Data shown |
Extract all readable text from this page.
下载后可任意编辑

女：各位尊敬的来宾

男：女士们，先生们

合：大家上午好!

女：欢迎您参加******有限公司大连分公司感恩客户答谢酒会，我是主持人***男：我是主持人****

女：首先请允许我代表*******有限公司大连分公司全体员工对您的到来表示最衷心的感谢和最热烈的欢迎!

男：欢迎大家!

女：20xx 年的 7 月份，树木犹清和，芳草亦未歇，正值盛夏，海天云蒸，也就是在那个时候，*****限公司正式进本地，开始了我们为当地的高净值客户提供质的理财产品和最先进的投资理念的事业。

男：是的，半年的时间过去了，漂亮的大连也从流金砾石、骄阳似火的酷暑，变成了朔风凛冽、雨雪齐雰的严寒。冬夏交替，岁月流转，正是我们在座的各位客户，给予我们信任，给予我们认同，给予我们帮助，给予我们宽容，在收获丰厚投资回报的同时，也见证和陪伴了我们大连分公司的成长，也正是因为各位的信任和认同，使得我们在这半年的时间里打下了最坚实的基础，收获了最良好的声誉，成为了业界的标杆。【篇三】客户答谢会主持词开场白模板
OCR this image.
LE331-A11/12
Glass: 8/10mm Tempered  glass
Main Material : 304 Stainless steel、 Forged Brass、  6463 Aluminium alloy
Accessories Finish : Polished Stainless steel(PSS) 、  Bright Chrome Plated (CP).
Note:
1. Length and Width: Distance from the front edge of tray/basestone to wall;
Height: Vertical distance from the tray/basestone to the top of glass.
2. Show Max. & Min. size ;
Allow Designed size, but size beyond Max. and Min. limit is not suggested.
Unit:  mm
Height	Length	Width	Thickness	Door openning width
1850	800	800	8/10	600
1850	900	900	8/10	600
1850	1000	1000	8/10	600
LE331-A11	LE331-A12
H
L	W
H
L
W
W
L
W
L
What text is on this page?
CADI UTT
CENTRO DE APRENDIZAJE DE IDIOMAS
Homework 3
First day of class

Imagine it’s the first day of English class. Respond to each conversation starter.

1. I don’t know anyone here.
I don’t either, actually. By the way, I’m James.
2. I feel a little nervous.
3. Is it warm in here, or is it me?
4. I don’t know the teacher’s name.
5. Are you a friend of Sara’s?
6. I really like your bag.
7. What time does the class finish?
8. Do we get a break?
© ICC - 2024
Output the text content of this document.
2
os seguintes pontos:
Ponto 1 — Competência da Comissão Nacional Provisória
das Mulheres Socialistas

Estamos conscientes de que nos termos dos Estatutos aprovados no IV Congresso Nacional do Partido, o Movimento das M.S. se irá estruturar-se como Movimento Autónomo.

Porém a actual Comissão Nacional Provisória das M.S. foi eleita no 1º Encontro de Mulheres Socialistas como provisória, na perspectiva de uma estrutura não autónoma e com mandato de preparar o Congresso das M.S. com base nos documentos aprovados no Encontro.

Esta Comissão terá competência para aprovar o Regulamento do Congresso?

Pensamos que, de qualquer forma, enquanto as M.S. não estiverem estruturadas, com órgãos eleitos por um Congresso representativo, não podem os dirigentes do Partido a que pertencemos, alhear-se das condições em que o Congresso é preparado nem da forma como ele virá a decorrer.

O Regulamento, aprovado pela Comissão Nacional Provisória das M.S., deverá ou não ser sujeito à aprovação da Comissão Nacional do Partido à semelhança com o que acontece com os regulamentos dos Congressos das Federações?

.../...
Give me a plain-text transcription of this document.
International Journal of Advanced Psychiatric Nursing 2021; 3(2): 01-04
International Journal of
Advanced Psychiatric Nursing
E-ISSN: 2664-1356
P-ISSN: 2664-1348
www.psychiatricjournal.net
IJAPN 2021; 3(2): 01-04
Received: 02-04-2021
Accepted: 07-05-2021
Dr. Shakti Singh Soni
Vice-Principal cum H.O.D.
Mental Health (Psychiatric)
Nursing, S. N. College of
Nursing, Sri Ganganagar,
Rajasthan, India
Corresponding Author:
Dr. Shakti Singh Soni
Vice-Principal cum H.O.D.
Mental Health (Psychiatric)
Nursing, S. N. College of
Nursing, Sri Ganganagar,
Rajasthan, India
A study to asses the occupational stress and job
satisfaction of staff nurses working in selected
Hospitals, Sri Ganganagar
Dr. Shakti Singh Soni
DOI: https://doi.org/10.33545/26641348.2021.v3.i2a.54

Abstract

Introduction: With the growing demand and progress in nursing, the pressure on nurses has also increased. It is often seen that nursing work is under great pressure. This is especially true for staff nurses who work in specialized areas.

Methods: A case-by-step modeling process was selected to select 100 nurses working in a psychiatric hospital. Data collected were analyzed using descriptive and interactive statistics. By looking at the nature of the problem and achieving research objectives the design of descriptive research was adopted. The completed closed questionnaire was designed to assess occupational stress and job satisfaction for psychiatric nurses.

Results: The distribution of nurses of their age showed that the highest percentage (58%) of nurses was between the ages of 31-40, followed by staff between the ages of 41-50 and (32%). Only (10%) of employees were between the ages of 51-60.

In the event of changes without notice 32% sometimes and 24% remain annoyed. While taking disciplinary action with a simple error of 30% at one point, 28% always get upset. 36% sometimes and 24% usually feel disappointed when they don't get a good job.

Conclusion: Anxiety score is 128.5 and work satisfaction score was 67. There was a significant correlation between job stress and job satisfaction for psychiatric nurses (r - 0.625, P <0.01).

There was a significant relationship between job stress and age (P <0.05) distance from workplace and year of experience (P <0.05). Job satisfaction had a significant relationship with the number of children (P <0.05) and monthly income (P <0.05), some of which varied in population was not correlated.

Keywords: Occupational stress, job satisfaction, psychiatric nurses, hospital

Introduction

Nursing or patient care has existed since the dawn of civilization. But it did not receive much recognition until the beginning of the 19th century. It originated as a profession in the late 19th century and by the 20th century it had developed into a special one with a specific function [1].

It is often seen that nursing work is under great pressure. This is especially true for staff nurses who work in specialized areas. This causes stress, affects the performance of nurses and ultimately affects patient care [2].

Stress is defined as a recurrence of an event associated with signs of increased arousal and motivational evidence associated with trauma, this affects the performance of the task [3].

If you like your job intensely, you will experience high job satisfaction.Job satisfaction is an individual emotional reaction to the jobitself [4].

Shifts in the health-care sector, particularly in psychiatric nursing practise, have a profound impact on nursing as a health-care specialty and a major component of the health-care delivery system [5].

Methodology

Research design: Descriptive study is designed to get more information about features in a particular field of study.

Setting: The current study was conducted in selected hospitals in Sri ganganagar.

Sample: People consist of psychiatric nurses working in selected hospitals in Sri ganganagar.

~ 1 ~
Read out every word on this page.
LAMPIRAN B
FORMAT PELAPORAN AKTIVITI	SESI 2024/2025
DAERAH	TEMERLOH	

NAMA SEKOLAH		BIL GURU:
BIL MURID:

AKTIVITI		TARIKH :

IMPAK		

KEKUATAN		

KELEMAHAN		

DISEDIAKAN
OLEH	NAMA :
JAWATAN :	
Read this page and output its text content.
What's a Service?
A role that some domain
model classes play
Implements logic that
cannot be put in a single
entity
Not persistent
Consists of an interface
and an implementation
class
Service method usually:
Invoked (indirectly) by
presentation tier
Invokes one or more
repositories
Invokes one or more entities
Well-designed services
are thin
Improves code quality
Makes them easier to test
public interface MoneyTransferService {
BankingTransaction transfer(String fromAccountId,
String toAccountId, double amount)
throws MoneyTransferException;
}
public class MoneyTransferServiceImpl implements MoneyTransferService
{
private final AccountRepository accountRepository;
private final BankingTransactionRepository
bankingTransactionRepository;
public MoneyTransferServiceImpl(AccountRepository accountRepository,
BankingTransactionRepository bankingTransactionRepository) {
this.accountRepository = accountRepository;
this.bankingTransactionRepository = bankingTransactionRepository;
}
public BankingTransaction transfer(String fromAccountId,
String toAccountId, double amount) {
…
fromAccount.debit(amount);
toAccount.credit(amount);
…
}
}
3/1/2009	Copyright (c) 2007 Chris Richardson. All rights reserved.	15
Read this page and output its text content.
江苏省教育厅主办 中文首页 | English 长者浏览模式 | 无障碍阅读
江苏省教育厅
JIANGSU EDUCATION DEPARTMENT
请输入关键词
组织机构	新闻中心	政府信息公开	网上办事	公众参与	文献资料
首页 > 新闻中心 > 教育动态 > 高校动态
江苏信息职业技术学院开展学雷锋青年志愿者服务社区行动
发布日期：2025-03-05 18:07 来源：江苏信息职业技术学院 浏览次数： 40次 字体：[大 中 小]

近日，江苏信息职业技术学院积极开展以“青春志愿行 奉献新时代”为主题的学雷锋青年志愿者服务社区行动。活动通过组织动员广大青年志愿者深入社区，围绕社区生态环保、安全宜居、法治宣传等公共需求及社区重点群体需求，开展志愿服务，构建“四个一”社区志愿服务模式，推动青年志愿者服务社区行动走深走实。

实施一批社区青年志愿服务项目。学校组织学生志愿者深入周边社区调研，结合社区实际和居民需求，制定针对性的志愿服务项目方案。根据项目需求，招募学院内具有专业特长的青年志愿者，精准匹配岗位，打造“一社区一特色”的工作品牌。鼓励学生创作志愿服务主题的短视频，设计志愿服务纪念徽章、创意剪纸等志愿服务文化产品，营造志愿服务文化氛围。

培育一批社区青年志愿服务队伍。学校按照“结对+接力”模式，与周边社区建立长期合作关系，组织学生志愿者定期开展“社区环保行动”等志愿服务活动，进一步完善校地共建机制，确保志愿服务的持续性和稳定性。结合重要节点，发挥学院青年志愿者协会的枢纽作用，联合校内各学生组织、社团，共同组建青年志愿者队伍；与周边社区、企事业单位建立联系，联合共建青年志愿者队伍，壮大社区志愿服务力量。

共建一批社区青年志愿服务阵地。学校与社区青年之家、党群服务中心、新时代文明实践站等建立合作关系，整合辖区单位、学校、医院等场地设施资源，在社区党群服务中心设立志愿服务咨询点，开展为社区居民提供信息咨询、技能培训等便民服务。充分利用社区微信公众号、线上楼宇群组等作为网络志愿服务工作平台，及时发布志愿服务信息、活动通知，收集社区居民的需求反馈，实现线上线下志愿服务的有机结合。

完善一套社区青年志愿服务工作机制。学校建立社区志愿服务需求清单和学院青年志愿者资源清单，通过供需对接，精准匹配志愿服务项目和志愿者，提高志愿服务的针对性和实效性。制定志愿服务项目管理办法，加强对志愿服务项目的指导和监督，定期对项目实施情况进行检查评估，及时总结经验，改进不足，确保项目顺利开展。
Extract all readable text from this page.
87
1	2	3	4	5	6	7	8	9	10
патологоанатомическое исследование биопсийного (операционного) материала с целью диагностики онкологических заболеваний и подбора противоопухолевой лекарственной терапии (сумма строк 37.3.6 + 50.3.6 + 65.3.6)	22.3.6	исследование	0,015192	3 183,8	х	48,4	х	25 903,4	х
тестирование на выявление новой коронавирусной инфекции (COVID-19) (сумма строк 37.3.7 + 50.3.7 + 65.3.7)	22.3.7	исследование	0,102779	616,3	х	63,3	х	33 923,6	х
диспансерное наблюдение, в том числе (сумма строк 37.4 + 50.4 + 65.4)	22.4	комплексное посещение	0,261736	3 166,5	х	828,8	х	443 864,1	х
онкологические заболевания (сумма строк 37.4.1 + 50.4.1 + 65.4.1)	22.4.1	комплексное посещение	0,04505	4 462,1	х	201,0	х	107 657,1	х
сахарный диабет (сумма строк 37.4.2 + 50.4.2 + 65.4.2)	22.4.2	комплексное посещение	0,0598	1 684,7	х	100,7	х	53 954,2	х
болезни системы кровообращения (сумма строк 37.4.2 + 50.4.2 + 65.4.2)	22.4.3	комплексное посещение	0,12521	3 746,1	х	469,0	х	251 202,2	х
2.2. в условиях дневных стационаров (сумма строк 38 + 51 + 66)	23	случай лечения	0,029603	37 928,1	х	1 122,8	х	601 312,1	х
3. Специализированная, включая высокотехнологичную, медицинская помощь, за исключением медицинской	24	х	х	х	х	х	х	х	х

Instruction | Find the word "MoneyTransferServiceImpl" in the records and pull out each line that has it.

Response below |
public class MoneyTransferServiceImpl implements MoneyTransferService
public MoneyTransferServiceImpl(AccountRepository accountRepository,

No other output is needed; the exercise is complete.